- [Work to do]:
Reproduce all entries word for word.

- [Data supplied]:
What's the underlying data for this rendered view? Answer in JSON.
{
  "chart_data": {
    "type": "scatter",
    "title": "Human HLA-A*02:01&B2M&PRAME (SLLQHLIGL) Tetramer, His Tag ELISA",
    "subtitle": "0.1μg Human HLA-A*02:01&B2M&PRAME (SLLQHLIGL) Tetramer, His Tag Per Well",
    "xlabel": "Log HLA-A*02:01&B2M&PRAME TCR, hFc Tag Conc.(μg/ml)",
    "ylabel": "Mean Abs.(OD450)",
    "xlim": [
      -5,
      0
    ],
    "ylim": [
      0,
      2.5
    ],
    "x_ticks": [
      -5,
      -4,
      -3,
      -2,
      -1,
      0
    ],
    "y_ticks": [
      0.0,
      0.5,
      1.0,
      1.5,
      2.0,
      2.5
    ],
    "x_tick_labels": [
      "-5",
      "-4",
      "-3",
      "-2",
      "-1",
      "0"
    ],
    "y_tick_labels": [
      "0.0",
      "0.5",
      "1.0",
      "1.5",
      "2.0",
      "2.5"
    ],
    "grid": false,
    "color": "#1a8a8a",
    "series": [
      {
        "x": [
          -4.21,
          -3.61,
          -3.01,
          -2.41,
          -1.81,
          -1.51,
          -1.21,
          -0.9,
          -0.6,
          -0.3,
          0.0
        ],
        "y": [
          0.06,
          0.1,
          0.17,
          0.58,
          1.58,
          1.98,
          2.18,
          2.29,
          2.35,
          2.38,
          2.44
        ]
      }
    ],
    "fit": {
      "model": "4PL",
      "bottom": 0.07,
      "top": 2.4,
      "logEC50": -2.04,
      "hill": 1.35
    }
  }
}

- [Solution for this problem]:
What's the underlying data for this rendered view? Answer in JSON.
{
  "chart_data": {
    "type": "scatter",
    "title": "Human HLA-A*02:01&B2M&PRAME (SLLQHLIGL) Tetramer, His Tag ELISA",
    "subtitle": "0.1μg Human HLA-A*02:01&B2M&PRAME (SLLQHLIGL) Tetramer, His Tag Per Well",
    "xlabel": "Log HLA-A*02:01&B2M&PRAME TCR, hFc Tag Conc.(μg/ml)",
    "ylabel": "Mean Abs.(OD450)",
    "xlim": [
      -5,
      0
    ],
    "ylim": [
      0,
      2.5
    ],
    "x_ticks": [
      -5,
      -4,
      -3,
      -2,
      -1,
      0
    ],
    "y_ticks": [
      0.0,
      0.5,
      1.0,
      1.5,
      2.0,
      2.5
    ],
    "x_tick_labels": [
      "-5",
      "-4",
      "-3",
      "-2",
      "-1",
      "0"
    ],
    "y_tick_labels": [
      "0.0",
      "0.5",
      "1.0",
      "1.5",
      "2.0",
      "2.5"
    ],
    "grid": false,
    "color": "#1a8a8a",
    "series": [
      {
        "x": [
          -4.21,
          -3.61,
          -3.01,
          -2.41,
          -1.81,
          -1.51,
          -1.21,
          -0.9,
          -0.6,
          -0.3,
          0.0
        ],
        "y": [
          0.06,
          0.1,
          0.17,
          0.58,
          1.58,
          1.98,
          2.18,
          2.29,
          2.35,
          2.38,
          2.44
        ]
      }
    ],
    "fit": {
      "model": "4PL",
      "bottom": 0.07,
      "top": 2.4,
      "logEC50": -2.04,
      "hill": 1.35
    }
  }
}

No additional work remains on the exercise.